▼

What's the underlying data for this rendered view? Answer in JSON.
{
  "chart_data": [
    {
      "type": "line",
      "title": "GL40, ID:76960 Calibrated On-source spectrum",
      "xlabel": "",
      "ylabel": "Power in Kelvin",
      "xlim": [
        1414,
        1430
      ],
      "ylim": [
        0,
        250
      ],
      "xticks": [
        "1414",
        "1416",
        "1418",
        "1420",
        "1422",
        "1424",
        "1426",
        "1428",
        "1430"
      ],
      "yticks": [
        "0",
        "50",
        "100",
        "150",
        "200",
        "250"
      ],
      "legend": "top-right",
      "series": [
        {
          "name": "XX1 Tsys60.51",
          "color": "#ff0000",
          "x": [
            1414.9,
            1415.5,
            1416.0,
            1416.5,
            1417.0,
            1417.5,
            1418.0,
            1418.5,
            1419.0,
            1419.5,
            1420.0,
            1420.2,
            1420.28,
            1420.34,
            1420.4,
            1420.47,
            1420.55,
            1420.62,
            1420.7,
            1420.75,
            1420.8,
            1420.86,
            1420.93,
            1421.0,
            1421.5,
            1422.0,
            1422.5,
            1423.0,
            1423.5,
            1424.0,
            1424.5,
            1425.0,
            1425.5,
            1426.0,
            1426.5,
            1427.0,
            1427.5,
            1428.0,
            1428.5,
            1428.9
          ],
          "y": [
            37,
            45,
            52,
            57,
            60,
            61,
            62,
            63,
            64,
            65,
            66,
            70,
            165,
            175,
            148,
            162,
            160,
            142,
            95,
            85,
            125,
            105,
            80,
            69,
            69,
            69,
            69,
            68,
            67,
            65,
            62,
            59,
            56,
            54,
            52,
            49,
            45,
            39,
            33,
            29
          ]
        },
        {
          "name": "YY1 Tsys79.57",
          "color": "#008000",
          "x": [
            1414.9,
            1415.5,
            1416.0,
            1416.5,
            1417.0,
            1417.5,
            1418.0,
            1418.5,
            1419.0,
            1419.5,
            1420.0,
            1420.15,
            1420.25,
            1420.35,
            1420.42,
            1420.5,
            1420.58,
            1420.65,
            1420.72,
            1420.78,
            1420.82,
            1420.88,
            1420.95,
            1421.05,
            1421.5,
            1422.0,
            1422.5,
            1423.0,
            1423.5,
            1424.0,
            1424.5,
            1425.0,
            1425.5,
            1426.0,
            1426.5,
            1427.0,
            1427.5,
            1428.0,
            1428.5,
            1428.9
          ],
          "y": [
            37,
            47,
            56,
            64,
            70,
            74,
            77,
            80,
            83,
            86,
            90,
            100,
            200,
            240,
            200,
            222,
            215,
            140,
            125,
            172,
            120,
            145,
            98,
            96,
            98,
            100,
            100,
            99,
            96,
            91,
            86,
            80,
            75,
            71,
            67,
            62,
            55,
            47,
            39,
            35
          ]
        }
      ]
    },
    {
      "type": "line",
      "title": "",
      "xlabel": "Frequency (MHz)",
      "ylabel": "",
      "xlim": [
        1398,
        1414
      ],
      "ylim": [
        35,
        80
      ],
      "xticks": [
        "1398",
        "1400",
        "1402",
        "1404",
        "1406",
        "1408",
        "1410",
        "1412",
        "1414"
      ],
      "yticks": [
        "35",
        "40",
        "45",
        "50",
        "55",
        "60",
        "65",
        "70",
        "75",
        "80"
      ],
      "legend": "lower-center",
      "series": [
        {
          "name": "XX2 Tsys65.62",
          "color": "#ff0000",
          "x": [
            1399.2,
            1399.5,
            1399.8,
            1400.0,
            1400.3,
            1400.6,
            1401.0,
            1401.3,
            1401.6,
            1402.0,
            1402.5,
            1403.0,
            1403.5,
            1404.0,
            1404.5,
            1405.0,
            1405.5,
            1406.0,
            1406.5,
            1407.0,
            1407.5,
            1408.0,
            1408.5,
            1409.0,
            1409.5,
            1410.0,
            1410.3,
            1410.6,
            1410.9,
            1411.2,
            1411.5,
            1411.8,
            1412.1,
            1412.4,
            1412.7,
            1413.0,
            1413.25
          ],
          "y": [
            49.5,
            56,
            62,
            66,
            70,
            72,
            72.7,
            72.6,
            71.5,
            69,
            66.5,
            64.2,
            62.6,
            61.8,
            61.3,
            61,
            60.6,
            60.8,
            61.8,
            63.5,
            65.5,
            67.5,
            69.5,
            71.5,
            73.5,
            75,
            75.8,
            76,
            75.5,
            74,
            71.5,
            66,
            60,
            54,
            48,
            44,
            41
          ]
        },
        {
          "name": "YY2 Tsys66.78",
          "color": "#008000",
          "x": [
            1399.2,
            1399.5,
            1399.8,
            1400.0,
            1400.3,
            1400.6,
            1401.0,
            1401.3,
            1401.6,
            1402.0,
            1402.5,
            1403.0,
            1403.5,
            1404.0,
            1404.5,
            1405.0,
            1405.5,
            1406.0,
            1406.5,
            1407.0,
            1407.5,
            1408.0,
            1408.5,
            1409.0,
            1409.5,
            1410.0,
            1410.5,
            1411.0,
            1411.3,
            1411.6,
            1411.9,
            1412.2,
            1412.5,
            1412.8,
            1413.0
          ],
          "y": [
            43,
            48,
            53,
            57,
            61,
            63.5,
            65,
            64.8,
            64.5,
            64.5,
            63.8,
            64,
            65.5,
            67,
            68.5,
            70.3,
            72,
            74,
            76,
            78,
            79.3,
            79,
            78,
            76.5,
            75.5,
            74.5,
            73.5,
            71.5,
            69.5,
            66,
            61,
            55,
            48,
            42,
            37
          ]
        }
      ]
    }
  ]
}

▲

--- Work to complete ---
Your task is to retype all of the records exactly.

--- In response ---
What's the underlying data for this rendered view? Answer in JSON.
{
  "chart_data": [
    {
      "type": "line",
      "title": "GL40, ID:76960 Calibrated On-source spectrum",
      "xlabel": "",
      "ylabel": "Power in Kelvin",
      "xlim": [
        1414,
        1430
      ],
      "ylim": [
        0,
        250
      ],
      "xticks": [
        "1414",
        "1416",
        "1418",
        "1420",
        "1422",
        "1424",
        "1426",
        "1428",
        "1430"
      ],
      "yticks": [
        "0",
        "50",
        "100",
        "150",
        "200",
        "250"
      ],
      "legend": "top-right",
      "series": [
        {
          "name": "XX1 Tsys60.51",
          "color": "#ff0000",
          "x": [
            1414.9,
            1415.5,
            1416.0,
            1416.5,
            1417.0,
            1417.5,
            1418.0,
            1418.5,
            1419.0,
            1419.5,
            1420.0,
            1420.2,
            1420.28,
            1420.34,
            1420.4,
            1420.47,
            1420.55,
            1420.62,
            1420.7,
            1420.75,
            1420.8,
            1420.86,
            1420.93,
            1421.0,
            1421.5,
            1422.0,
            1422.5,
            1423.0,
            1423.5,
            1424.0,
            1424.5,
            1425.0,
            1425.5,
            1426.0,
            1426.5,
            1427.0,
            1427.5,
            1428.0,
            1428.5,
            1428.9
          ],
          "y": [
            37,
            45,
            52,
            57,
            60,
            61,
            62,
            63,
            64,
            65,
            66,
            70,
            165,
            175,
            148,
            162,
            160,
            142,
            95,
            85,
            125,
            105,
            80,
            69,
            69,
            69,
            69,
            68,
            67,
            65,
            62,
            59,
            56,
            54,
            52,
            49,
            45,
            39,
            33,
            29
          ]
        },
        {
          "name": "YY1 Tsys79.57",
          "color": "#008000",
          "x": [
            1414.9,
            1415.5,
            1416.0,
            1416.5,
            1417.0,
            1417.5,
            1418.0,
            1418.5,
            1419.0,
            1419.5,
            1420.0,
            1420.15,
            1420.25,
            1420.35,
            1420.42,
            1420.5,
            1420.58,
            1420.65,
            1420.72,
            1420.78,
            1420.82,
            1420.88,
            1420.95,
            1421.05,
            1421.5,
            1422.0,
            1422.5,
            1423.0,
            1423.5,
            1424.0,
            1424.5,
            1425.0,
            1425.5,
            1426.0,
            1426.5,
            1427.0,
            1427.5,
            1428.0,
            1428.5,
            1428.9
          ],
          "y": [
            37,
            47,
            56,
            64,
            70,
            74,
            77,
            80,
            83,
            86,
            90,
            100,
            200,
            240,
            200,
            222,
            215,
            140,
            125,
            172,
            120,
            145,
            98,
            96,
            98,
            100,
            100,
            99,
            96,
            91,
            86,
            80,
            75,
            71,
            67,
            62,
            55,
            47,
            39,
            35
          ]
        }
      ]
    },
    {
      "type": "line",
      "title": "",
      "xlabel": "Frequency (MHz)",
      "ylabel": "",
      "xlim": [
        1398,
        1414
      ],
      "ylim": [
        35,
        80
      ],
      "xticks": [
        "1398",
        "1400",
        "1402",
        "1404",
        "1406",
        "1408",
        "1410",
        "1412",
        "1414"
      ],
      "yticks": [
        "35",
        "40",
        "45",
        "50",
        "55",
        "60",
        "65",
        "70",
        "75",
        "80"
      ],
      "legend": "lower-center",
      "series": [
        {
          "name": "XX2 Tsys65.62",
          "color": "#ff0000",
          "x": [
            1399.2,
            1399.5,
            1399.8,
            1400.0,
            1400.3,
            1400.6,
            1401.0,
            1401.3,
            1401.6,
            1402.0,
            1402.5,
            1403.0,
            1403.5,
            1404.0,
            1404.5,
            1405.0,
            1405.5,
            1406.0,
            1406.5,
            1407.0,
            1407.5,
            1408.0,
            1408.5,
            1409.0,
            1409.5,
            1410.0,
            1410.3,
            1410.6,
            1410.9,
            1411.2,
            1411.5,
            1411.8,
            1412.1,
            1412.4,
            1412.7,
            1413.0,
            1413.25
          ],
          "y": [
            49.5,
            56,
            62,
            66,
            70,
            72,
            72.7,
            72.6,
            71.5,
            69,
            66.5,
            64.2,
            62.6,
            61.8,
            61.3,
            61,
            60.6,
            60.8,
            61.8,
            63.5,
            65.5,
            67.5,
            69.5,
            71.5,
            73.5,
            75,
            75.8,
            76,
            75.5,
            74,
            71.5,
            66,
            60,
            54,
            48,
            44,
            41
          ]
        },
        {
          "name": "YY2 Tsys66.78",
          "color": "#008000",
          "x": [
            1399.2,
            1399.5,
            1399.8,
            1400.0,
            1400.3,
            1400.6,
            1401.0,
            1401.3,
            1401.6,
            1402.0,
            1402.5,
            1403.0,
            1403.5,
            1404.0,
            1404.5,
            1405.0,
            1405.5,
            1406.0,
            1406.5,
            1407.0,
            1407.5,
            1408.0,
            1408.5,
            1409.0,
            1409.5,
            1410.0,
            1410.5,
            1411.0,
            1411.3,
            1411.6,
            1411.9,
            1412.2,
            1412.5,
            1412.8,
            1413.0
          ],
          "y": [
            43,
            48,
            53,
            57,
            61,
            63.5,
            65,
            64.8,
            64.5,
            64.5,
            63.8,
            64,
            65.5,
            67,
            68.5,
            70.3,
            72,
            74,
            76,
            78,
            79.3,
            79,
            78,
            76.5,
            75.5,
            74.5,
            73.5,
            71.5,
            69.5,
            66,
            61,
            55,
            48,
            42,
            37
          ]
        }
      ]
    }
  ]
}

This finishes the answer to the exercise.